- _Written instruction_
All of the data must be printed exactly; please include every line.

───── Material for this task ─────

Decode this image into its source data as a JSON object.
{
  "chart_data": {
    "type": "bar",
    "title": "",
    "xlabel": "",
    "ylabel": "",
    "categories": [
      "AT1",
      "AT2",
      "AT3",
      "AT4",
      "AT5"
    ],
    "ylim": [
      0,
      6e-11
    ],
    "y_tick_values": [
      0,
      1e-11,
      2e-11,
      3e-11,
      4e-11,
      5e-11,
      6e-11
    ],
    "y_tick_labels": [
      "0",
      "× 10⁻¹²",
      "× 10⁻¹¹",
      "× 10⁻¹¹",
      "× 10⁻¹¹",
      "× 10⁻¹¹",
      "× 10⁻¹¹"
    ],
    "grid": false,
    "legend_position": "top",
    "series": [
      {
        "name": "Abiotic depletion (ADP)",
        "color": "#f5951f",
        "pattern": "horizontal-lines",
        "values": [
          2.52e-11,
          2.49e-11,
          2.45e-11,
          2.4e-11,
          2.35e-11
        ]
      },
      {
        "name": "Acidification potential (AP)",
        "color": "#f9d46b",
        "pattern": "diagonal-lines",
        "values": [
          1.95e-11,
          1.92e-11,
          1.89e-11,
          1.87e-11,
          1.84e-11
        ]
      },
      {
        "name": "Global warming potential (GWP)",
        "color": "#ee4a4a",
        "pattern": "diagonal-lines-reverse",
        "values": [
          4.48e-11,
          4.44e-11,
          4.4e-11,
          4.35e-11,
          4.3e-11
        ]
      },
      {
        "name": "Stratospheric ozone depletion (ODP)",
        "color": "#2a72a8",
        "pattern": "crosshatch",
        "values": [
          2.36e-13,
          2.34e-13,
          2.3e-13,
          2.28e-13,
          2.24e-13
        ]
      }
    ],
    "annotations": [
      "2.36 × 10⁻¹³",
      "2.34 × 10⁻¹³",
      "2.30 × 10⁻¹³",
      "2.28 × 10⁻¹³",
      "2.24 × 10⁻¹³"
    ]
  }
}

─────

- _Final result_
Decode this image into its source data as a JSON object.
{
  "chart_data": {
    "type": "bar",
    "title": "",
    "xlabel": "",
    "ylabel": "",
    "categories": [
      "AT1",
      "AT2",
      "AT3",
      "AT4",
      "AT5"
    ],
    "ylim": [
      0,
      6e-11
    ],
    "y_tick_values": [
      0,
      1e-11,
      2e-11,
      3e-11,
      4e-11,
      5e-11,
      6e-11
    ],
    "y_tick_labels": [
      "0",
      "× 10⁻¹²",
      "× 10⁻¹¹",
      "× 10⁻¹¹",
      "× 10⁻¹¹",
      "× 10⁻¹¹",
      "× 10⁻¹¹"
    ],
    "grid": false,
    "legend_position": "top",
    "series": [
      {
        "name": "Abiotic depletion (ADP)",
        "color": "#f5951f",
        "pattern": "horizontal-lines",
        "values": [
          2.52e-11,
          2.49e-11,
          2.45e-11,
          2.4e-11,
          2.35e-11
        ]
      },
      {
        "name": "Acidification potential (AP)",
        "color": "#f9d46b",
        "pattern": "diagonal-lines",
        "values": [
          1.95e-11,
          1.92e-11,
          1.89e-11,
          1.87e-11,
          1.84e-11
        ]
      },
      {
        "name": "Global warming potential (GWP)",
        "color": "#ee4a4a",
        "pattern": "diagonal-lines-reverse",
        "values": [
          4.48e-11,
          4.44e-11,
          4.4e-11,
          4.35e-11,
          4.3e-11
        ]
      },
      {
        "name": "Stratospheric ozone depletion (ODP)",
        "color": "#2a72a8",
        "pattern": "crosshatch",
        "values": [
          2.36e-13,
          2.34e-13,
          2.3e-13,
          2.28e-13,
          2.24e-13
        ]
      }
    ],
    "annotations": [
      "2.36 × 10⁻¹³",
      "2.34 × 10⁻¹³",
      "2.30 × 10⁻¹³",
      "2.28 × 10⁻¹³",
      "2.24 × 10⁻¹³"
    ]
  }
}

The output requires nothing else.